OBJECTIVE: Rewrite every line of the records below as a numbered list, omitting blank lines.
## BEGIN RECORDS SHOWN
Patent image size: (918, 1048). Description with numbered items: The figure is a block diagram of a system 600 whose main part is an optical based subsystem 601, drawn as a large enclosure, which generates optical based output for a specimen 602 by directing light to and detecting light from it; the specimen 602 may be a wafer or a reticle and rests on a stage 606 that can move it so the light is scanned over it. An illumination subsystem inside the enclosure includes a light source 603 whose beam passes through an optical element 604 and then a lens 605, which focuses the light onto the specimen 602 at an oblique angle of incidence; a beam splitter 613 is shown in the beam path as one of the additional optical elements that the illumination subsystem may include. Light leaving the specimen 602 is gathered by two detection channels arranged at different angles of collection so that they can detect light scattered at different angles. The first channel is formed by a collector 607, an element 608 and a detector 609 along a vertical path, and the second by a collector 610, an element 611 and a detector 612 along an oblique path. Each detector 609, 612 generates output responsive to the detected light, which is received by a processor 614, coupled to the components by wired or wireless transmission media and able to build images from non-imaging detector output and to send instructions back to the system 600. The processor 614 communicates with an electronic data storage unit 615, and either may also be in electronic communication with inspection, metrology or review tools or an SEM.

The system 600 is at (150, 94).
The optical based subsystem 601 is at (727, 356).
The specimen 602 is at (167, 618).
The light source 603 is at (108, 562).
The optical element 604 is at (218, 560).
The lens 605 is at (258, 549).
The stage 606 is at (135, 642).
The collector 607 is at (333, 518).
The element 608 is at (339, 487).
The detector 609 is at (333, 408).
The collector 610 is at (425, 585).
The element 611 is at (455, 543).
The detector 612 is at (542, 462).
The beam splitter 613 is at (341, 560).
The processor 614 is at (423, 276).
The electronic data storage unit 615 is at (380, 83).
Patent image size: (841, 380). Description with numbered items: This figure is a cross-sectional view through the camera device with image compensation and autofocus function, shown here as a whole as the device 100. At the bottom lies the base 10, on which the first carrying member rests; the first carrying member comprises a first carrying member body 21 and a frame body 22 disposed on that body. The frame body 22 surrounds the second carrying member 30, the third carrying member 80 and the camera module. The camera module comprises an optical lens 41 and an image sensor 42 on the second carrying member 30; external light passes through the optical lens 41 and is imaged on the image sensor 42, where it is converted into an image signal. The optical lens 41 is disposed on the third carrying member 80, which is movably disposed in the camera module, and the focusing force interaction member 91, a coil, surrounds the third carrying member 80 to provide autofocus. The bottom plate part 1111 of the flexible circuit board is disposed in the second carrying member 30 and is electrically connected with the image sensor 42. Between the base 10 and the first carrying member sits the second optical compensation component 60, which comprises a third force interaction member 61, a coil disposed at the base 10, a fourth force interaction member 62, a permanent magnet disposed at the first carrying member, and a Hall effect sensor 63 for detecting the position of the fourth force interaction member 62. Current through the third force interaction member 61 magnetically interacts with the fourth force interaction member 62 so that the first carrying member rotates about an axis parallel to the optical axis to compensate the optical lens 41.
## END RECORDS SHOWN
ANSWER:
1. Patent image size: (918, 1048). Description with numbered items: The figure is a block diagram of a system 600 whose main part is an optical based subsystem 601, drawn as a large enclosure, which generates optical based output for a specimen 602 by directing light to and detecting light from it; the specimen 602 may be a wafer or a reticle and rests on a stage 606 that can move it so the light is scanned over it. An illumination subsystem inside the enclosure includes a light source 603 whose beam passes through an optical element 604 and then a lens 605, which focuses the light onto the specimen 602 at an oblique angle of incidence; a beam splitter 613 is shown in the beam path as one of the additional optical elements that the illumination subsystem may include. Light leaving the specimen 602 is gathered by two detection channels arranged at different angles of collection so that they can detect light scattered at different angles. The first channel is formed by a collector 607, an element 608 and a detector 609 along a vertical path, and the second by a collector 610, an element 611 and a detector 612 along an oblique path. Each detector 609, 612 generates output responsive to the detected light, which is received by a processor 614, coupled to the components by wired or wireless transmission media and able to build images from non-imaging detector output and to send instructions back to the system 600. The processor 614 communicates with an electronic data storage unit 615, and either may also be in electronic communication with inspection, metrology or review tools or an SEM.
2. The system 600 is at (150, 94).
3. The optical based subsystem 601 is at (727, 356).
4. The specimen 602 is at (167, 618).
5. The light source 603 is at (108, 562).
6. The optical element 604 is at (218, 560).
7. The lens 605 is at (258, 549).
8. The stage 606 is at (135, 642).
9. The collector 607 is at (333, 518).
10. The element 608 is at (339, 487).
11. The detector 609 is at (333, 408).
12. The collector 610 is at (425, 585).
13. The element 611 is at (455, 543).
14. The detector 612 is at (542, 462).
15. The beam splitter 613 is at (341, 560).
16. The processor 614 is at (423, 276).
17. The electronic data storage unit 615 is at (380, 83).
18. Patent image size: (841, 380). Description with numbered items: This figure is a cross-sectional view through the camera device with image compensation and autofocus function, shown here as a whole as the device 100. At the bottom lies the base 10, on which the first carrying member rests; the first carrying member comprises a first carrying member body 21 and a frame body 22 disposed on that body. The frame body 22 surrounds the second carrying member 30, the third carrying member 80 and the camera module. The camera module comprises an optical lens 41 and an image sensor 42 on the second carrying member 30; external light passes through the optical lens 41 and is imaged on the image sensor 42, where it is converted into an image signal. The optical lens 41 is disposed on the third carrying member 80, which is movably disposed in the camera module, and the focusing force interaction member 91, a coil, surrounds the third carrying member 80 to provide autofocus. The bottom plate part 1111 of the flexible circuit board is disposed in the second carrying member 30 and is electrically connected with the image sensor 42. Between the base 10 and the first carrying member sits the second optical compensation component 60, which comprises a third force interaction member 61, a coil disposed at the base 10, a fourth force interaction member 62, a permanent magnet disposed at the first carrying member, and a Hall effect sensor 63 for detecting the position of the fourth force interaction member 62. Current through the third force interaction member 61 magnetically interacts with the fourth force interaction member 62 so that the first carrying member rotates about an axis parallel to the optical axis to compensate the optical lens 41.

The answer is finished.